— TASK DIRECTIONS —
Please quote every line word for word.

(begin)

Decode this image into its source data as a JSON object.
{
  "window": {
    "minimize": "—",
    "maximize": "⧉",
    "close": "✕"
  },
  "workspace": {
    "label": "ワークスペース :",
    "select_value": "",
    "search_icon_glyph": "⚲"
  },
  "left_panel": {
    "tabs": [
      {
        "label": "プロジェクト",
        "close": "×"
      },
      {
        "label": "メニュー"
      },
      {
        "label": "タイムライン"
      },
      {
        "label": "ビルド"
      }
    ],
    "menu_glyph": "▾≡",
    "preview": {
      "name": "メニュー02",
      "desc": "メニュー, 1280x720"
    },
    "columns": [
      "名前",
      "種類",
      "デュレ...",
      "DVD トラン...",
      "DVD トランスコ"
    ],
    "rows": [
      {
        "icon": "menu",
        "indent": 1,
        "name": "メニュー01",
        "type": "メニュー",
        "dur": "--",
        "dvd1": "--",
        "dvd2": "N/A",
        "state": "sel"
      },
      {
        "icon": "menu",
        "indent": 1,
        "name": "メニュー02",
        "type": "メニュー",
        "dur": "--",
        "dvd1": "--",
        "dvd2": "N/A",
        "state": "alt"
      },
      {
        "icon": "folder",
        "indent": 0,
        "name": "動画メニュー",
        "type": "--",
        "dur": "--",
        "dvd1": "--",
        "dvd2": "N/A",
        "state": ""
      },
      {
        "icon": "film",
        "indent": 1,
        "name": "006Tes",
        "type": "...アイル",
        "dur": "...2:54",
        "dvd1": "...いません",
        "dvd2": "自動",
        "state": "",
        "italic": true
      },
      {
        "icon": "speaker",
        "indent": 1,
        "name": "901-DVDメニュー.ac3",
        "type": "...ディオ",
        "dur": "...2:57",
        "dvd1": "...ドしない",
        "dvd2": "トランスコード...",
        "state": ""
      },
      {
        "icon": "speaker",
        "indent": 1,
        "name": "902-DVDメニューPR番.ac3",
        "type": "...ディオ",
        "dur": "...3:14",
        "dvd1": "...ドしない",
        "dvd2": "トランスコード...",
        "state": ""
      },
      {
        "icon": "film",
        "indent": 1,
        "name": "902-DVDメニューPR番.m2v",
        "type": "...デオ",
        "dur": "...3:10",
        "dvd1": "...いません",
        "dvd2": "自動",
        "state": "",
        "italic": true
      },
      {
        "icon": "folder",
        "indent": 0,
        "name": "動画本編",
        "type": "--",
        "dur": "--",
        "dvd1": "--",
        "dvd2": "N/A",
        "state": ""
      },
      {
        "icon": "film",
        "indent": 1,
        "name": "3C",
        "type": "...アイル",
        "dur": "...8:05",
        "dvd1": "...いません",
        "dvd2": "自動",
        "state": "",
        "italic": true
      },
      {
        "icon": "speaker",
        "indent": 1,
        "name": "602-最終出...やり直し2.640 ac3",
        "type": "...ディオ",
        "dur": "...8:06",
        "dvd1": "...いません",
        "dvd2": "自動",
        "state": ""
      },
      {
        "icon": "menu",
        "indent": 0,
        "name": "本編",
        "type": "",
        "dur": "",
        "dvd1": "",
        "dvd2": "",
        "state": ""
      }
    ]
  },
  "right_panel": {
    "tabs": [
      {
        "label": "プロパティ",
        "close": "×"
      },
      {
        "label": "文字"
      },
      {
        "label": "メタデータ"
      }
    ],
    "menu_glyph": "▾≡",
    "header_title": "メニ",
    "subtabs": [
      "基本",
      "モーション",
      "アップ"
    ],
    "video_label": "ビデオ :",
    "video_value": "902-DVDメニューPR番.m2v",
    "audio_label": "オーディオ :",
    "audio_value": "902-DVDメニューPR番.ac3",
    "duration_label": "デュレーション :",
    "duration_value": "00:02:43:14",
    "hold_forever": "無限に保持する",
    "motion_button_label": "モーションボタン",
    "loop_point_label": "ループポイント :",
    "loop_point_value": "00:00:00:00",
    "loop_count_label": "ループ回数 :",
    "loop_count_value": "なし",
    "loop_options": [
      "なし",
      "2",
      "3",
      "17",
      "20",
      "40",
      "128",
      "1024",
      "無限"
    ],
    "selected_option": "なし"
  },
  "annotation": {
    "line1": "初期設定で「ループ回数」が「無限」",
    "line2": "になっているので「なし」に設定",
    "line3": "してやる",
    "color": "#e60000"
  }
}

(end)

— RESPONSE TO THE EXERCISE —
Decode this image into its source data as a JSON object.
{
  "window": {
    "minimize": "—",
    "maximize": "⧉",
    "close": "✕"
  },
  "workspace": {
    "label": "ワークスペース :",
    "select_value": "",
    "search_icon_glyph": "⚲"
  },
  "left_panel": {
    "tabs": [
      {
        "label": "プロジェクト",
        "close": "×"
      },
      {
        "label": "メニュー"
      },
      {
        "label": "タイムライン"
      },
      {
        "label": "ビルド"
      }
    ],
    "menu_glyph": "▾≡",
    "preview": {
      "name": "メニュー02",
      "desc": "メニュー, 1280x720"
    },
    "columns": [
      "名前",
      "種類",
      "デュレ...",
      "DVD トラン...",
      "DVD トランスコ"
    ],
    "rows": [
      {
        "icon": "menu",
        "indent": 1,
        "name": "メニュー01",
        "type": "メニュー",
        "dur": "--",
        "dvd1": "--",
        "dvd2": "N/A",
        "state": "sel"
      },
      {
        "icon": "menu",
        "indent": 1,
        "name": "メニュー02",
        "type": "メニュー",
        "dur": "--",
        "dvd1": "--",
        "dvd2": "N/A",
        "state": "alt"
      },
      {
        "icon": "folder",
        "indent": 0,
        "name": "動画メニュー",
        "type": "--",
        "dur": "--",
        "dvd1": "--",
        "dvd2": "N/A",
        "state": ""
      },
      {
        "icon": "film",
        "indent": 1,
        "name": "006Tes",
        "type": "...アイル",
        "dur": "...2:54",
        "dvd1": "...いません",
        "dvd2": "自動",
        "state": "",
        "italic": true
      },
      {
        "icon": "speaker",
        "indent": 1,
        "name": "901-DVDメニュー.ac3",
        "type": "...ディオ",
        "dur": "...2:57",
        "dvd1": "...ドしない",
        "dvd2": "トランスコード...",
        "state": ""
      },
      {
        "icon": "speaker",
        "indent": 1,
        "name": "902-DVDメニューPR番.ac3",
        "type": "...ディオ",
        "dur": "...3:14",
        "dvd1": "...ドしない",
        "dvd2": "トランスコード...",
        "state": ""
      },
      {
        "icon": "film",
        "indent": 1,
        "name": "902-DVDメニューPR番.m2v",
        "type": "...デオ",
        "dur": "...3:10",
        "dvd1": "...いません",
        "dvd2": "自動",
        "state": "",
        "italic": true
      },
      {
        "icon": "folder",
        "indent": 0,
        "name": "動画本編",
        "type": "--",
        "dur": "--",
        "dvd1": "--",
        "dvd2": "N/A",
        "state": ""
      },
      {
        "icon": "film",
        "indent": 1,
        "name": "3C",
        "type": "...アイル",
        "dur": "...8:05",
        "dvd1": "...いません",
        "dvd2": "自動",
        "state": "",
        "italic": true
      },
      {
        "icon": "speaker",
        "indent": 1,
        "name": "602-最終出...やり直し2.640 ac3",
        "type": "...ディオ",
        "dur": "...8:06",
        "dvd1": "...いません",
        "dvd2": "自動",
        "state": ""
      },
      {
        "icon": "menu",
        "indent": 0,
        "name": "本編",
        "type": "",
        "dur": "",
        "dvd1": "",
        "dvd2": "",
        "state": ""
      }
    ]
  },
  "right_panel": {
    "tabs": [
      {
        "label": "プロパティ",
        "close": "×"
      },
      {
        "label": "文字"
      },
      {
        "label": "メタデータ"
      }
    ],
    "menu_glyph": "▾≡",
    "header_title": "メニ",
    "subtabs": [
      "基本",
      "モーション",
      "アップ"
    ],
    "video_label": "ビデオ :",
    "video_value": "902-DVDメニューPR番.m2v",
    "audio_label": "オーディオ :",
    "audio_value": "902-DVDメニューPR番.ac3",
    "duration_label": "デュレーション :",
    "duration_value": "00:02:43:14",
    "hold_forever": "無限に保持する",
    "motion_button_label": "モーションボタン",
    "loop_point_label": "ループポイント :",
    "loop_point_value": "00:00:00:00",
    "loop_count_label": "ループ回数 :",
    "loop_count_value": "なし",
    "loop_options": [
      "なし",
      "2",
      "3",
      "17",
      "20",
      "40",
      "128",
      "1024",
      "無限"
    ],
    "selected_option": "なし"
  },
  "annotation": {
    "line1": "初期設定で「ループ回数」が「無限」",
    "line2": "になっているので「なし」に設定",
    "line3": "してやる",
    "color": "#e60000"
  }
}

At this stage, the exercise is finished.